» WORK REQUIRED
Output, with no changes, the span of lines that opens with the line containing "Extract the structured" and closes with the last line.

» THE INPUT
--------------------------------

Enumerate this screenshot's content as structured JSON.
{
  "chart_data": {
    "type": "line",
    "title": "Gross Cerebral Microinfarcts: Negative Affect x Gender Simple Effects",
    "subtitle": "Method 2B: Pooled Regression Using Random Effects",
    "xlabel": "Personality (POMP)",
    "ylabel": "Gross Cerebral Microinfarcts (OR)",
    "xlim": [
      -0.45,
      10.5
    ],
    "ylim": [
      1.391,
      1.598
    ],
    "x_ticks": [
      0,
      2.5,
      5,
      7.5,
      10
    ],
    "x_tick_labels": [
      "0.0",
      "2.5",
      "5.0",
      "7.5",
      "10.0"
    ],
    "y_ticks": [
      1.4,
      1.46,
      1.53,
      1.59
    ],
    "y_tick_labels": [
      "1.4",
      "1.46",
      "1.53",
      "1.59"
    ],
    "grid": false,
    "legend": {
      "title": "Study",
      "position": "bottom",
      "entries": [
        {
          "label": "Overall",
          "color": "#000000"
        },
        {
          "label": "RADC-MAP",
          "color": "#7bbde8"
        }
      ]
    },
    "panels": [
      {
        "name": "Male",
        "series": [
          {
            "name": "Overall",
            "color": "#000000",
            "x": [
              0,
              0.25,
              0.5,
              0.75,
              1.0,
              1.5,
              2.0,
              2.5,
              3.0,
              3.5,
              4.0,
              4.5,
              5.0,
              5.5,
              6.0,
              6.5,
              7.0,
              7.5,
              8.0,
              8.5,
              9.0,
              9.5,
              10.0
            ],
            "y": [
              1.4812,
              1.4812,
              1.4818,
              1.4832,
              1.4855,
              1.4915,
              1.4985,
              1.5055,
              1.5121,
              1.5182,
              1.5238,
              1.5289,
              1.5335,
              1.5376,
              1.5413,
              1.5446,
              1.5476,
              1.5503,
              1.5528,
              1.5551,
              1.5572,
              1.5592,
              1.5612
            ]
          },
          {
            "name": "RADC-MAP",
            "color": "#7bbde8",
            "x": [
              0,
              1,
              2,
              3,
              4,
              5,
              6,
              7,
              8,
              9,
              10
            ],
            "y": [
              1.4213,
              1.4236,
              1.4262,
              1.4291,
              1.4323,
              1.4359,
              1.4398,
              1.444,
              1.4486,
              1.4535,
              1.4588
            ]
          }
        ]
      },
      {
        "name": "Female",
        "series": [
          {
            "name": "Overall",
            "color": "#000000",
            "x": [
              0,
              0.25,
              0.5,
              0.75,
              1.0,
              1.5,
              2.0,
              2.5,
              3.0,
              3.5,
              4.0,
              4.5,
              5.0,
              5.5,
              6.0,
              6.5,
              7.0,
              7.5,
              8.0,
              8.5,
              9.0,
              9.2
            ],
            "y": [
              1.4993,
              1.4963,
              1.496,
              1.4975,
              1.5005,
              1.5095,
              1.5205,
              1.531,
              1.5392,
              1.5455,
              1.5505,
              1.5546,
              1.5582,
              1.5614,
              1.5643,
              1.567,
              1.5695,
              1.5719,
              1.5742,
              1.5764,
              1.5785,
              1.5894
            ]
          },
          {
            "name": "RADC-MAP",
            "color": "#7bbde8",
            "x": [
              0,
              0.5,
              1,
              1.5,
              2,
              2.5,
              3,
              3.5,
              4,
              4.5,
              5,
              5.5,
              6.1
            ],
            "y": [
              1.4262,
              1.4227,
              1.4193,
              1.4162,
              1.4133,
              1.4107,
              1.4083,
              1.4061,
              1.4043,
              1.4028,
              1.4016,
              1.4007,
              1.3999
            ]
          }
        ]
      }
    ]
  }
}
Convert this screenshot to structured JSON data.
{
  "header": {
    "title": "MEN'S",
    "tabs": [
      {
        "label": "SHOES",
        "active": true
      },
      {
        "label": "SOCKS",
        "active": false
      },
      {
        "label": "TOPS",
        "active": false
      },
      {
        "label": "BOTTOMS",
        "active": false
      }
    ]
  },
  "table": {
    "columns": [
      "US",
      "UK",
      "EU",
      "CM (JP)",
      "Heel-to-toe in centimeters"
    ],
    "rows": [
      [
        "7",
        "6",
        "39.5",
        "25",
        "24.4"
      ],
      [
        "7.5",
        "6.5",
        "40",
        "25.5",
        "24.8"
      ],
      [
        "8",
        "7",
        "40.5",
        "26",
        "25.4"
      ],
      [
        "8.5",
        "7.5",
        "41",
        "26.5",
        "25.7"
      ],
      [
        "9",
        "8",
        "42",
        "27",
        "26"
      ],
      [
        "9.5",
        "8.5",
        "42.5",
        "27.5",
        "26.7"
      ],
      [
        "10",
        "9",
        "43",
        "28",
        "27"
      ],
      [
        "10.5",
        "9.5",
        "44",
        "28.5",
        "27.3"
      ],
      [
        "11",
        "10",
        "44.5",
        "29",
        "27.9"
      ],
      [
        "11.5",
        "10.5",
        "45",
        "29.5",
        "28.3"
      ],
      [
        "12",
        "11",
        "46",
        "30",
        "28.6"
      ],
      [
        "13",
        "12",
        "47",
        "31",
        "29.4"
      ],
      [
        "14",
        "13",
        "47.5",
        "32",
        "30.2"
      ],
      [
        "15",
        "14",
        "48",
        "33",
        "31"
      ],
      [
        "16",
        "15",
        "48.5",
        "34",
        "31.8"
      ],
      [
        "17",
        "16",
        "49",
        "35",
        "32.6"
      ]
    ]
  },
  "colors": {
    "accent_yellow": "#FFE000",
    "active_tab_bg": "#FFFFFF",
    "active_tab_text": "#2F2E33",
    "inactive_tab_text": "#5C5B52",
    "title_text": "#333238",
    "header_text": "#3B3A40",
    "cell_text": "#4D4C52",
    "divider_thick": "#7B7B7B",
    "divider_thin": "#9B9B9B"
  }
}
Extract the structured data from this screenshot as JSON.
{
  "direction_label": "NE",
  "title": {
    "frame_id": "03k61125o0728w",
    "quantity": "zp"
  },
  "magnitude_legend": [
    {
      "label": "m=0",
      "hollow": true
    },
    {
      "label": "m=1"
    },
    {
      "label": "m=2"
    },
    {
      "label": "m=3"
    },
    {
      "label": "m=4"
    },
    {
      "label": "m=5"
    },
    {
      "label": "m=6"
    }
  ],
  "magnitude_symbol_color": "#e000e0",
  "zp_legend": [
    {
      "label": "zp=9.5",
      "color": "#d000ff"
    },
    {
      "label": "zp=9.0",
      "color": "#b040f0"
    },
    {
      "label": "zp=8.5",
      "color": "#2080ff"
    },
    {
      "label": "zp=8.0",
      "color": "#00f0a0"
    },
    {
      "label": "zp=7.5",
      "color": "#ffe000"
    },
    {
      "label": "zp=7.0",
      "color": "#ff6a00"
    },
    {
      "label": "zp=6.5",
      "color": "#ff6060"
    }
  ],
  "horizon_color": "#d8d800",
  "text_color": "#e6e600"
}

--------------------------------

» SOLVED PROBLEM
Extract the structured data from this screenshot as JSON.
{
  "direction_label": "NE",
  "title": {
    "frame_id": "03k61125o0728w",
    "quantity": "zp"
  },
  "magnitude_legend": [
    {
      "label": "m=0",
      "hollow": true
    },
    {
      "label": "m=1"
    },
    {
      "label": "m=2"
    },
    {
      "label": "m=3"
    },
    {
      "label": "m=4"
    },
    {
      "label": "m=5"
    },
    {
      "label": "m=6"
    }
  ],
  "magnitude_symbol_color": "#e000e0",
  "zp_legend": [
    {
      "label": "zp=9.5",
      "color": "#d000ff"
    },
    {
      "label": "zp=9.0",
      "color": "#b040f0"
    },
    {
      "label": "zp=8.5",
      "color": "#2080ff"
    },
    {
      "label": "zp=8.0",
      "color": "#00f0a0"
    },
    {
      "label": "zp=7.5",
      "color": "#ffe000"
    },
    {
      "label": "zp=7.0",
      "color": "#ff6a00"
    },
    {
      "label": "zp=6.5",
      "color": "#ff6060"
    }
  ],
  "horizon_color": "#d8d800",
  "text_color": "#e6e600"
}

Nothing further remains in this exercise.